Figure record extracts
■ ■ ■ ■

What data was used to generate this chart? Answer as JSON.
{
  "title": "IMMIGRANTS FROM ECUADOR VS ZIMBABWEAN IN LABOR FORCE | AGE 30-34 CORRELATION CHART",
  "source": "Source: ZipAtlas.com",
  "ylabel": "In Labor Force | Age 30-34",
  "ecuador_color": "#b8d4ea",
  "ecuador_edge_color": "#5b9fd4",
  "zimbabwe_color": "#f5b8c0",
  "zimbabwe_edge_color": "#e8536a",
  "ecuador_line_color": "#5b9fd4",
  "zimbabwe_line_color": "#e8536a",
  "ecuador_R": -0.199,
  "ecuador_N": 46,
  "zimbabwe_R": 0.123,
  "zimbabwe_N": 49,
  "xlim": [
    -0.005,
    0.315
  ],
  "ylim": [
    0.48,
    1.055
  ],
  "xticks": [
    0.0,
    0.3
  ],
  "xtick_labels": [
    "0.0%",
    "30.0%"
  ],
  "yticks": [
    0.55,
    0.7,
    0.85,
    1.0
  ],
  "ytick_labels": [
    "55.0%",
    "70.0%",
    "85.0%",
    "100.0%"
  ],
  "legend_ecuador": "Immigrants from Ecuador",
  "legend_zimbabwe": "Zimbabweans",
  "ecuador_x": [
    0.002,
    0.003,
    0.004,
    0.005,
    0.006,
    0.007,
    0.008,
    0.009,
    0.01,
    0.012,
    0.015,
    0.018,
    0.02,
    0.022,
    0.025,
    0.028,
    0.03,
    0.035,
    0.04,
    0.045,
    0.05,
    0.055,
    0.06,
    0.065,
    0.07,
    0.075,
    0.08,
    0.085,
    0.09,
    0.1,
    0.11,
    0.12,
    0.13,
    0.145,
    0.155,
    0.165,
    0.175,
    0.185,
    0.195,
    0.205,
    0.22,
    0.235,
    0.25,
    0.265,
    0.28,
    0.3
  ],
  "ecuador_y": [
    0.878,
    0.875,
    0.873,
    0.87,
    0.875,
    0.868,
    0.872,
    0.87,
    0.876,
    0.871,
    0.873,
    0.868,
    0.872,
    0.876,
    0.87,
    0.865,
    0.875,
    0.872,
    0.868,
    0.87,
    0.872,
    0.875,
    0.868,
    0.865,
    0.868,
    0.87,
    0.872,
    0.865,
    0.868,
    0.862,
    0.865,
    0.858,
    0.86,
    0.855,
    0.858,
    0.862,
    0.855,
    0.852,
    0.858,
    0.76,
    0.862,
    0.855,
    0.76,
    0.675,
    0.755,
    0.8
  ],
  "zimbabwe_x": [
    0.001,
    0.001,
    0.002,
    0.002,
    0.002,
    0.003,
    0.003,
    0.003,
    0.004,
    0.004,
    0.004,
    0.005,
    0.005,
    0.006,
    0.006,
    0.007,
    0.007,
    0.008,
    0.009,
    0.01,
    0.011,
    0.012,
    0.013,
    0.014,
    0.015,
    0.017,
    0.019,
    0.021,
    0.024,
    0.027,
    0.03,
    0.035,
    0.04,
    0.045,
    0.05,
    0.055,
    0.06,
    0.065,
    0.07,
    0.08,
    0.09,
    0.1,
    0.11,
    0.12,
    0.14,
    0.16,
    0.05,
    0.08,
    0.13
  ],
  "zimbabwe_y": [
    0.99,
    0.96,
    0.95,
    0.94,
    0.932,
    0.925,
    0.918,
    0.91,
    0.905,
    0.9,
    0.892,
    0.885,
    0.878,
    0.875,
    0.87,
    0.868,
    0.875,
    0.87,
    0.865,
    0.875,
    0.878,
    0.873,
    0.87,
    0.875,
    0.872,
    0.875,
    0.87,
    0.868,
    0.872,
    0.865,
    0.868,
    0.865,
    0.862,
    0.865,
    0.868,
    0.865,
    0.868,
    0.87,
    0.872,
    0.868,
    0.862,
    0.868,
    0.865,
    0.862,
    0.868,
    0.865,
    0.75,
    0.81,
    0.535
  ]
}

■ ■ ■ ■

# WHAT YOU ARE ASKED TO DO:
Reproduce every record, matching each line exactly.

# PROBLEM SOLUTION:
What data was used to generate this chart? Answer as JSON.
{
  "title": "IMMIGRANTS FROM ECUADOR VS ZIMBABWEAN IN LABOR FORCE | AGE 30-34 CORRELATION CHART",
  "source": "Source: ZipAtlas.com",
  "ylabel": "In Labor Force | Age 30-34",
  "ecuador_color": "#b8d4ea",
  "ecuador_edge_color": "#5b9fd4",
  "zimbabwe_color": "#f5b8c0",
  "zimbabwe_edge_color": "#e8536a",
  "ecuador_line_color": "#5b9fd4",
  "zimbabwe_line_color": "#e8536a",
  "ecuador_R": -0.199,
  "ecuador_N": 46,
  "zimbabwe_R": 0.123,
  "zimbabwe_N": 49,
  "xlim": [
    -0.005,
    0.315
  ],
  "ylim": [
    0.48,
    1.055
  ],
  "xticks": [
    0.0,
    0.3
  ],
  "xtick_labels": [
    "0.0%",
    "30.0%"
  ],
  "yticks": [
    0.55,
    0.7,
    0.85,
    1.0
  ],
  "ytick_labels": [
    "55.0%",
    "70.0%",
    "85.0%",
    "100.0%"
  ],
  "legend_ecuador": "Immigrants from Ecuador",
  "legend_zimbabwe": "Zimbabweans",
  "ecuador_x": [
    0.002,
    0.003,
    0.004,
    0.005,
    0.006,
    0.007,
    0.008,
    0.009,
    0.01,
    0.012,
    0.015,
    0.018,
    0.02,
    0.022,
    0.025,
    0.028,
    0.03,
    0.035,
    0.04,
    0.045,
    0.05,
    0.055,
    0.06,
    0.065,
    0.07,
    0.075,
    0.08,
    0.085,
    0.09,
    0.1,
    0.11,
    0.12,
    0.13,
    0.145,
    0.155,
    0.165,
    0.175,
    0.185,
    0.195,
    0.205,
    0.22,
    0.235,
    0.25,
    0.265,
    0.28,
    0.3
  ],
  "ecuador_y": [
    0.878,
    0.875,
    0.873,
    0.87,
    0.875,
    0.868,
    0.872,
    0.87,
    0.876,
    0.871,
    0.873,
    0.868,
    0.872,
    0.876,
    0.87,
    0.865,
    0.875,
    0.872,
    0.868,
    0.87,
    0.872,
    0.875,
    0.868,
    0.865,
    0.868,
    0.87,
    0.872,
    0.865,
    0.868,
    0.862,
    0.865,
    0.858,
    0.86,
    0.855,
    0.858,
    0.862,
    0.855,
    0.852,
    0.858,
    0.76,
    0.862,
    0.855,
    0.76,
    0.675,
    0.755,
    0.8
  ],
  "zimbabwe_x": [
    0.001,
    0.001,
    0.002,
    0.002,
    0.002,
    0.003,
    0.003,
    0.003,
    0.004,
    0.004,
    0.004,
    0.005,
    0.005,
    0.006,
    0.006,
    0.007,
    0.007,
    0.008,
    0.009,
    0.01,
    0.011,
    0.012,
    0.013,
    0.014,
    0.015,
    0.017,
    0.019,
    0.021,
    0.024,
    0.027,
    0.03,
    0.035,
    0.04,
    0.045,
    0.05,
    0.055,
    0.06,
    0.065,
    0.07,
    0.08,
    0.09,
    0.1,
    0.11,
    0.12,
    0.14,
    0.16,
    0.05,
    0.08,
    0.13
  ],
  "zimbabwe_y": [
    0.99,
    0.96,
    0.95,
    0.94,
    0.932,
    0.925,
    0.918,
    0.91,
    0.905,
    0.9,
    0.892,
    0.885,
    0.878,
    0.875,
    0.87,
    0.868,
    0.875,
    0.87,
    0.865,
    0.875,
    0.878,
    0.873,
    0.87,
    0.875,
    0.872,
    0.875,
    0.87,
    0.868,
    0.872,
    0.865,
    0.868,
    0.865,
    0.862,
    0.865,
    0.868,
    0.865,
    0.868,
    0.87,
    0.872,
    0.868,
    0.862,
    0.868,
    0.865,
    0.862,
    0.868,
    0.865,
    0.75,
    0.81,
    0.535
  ]
}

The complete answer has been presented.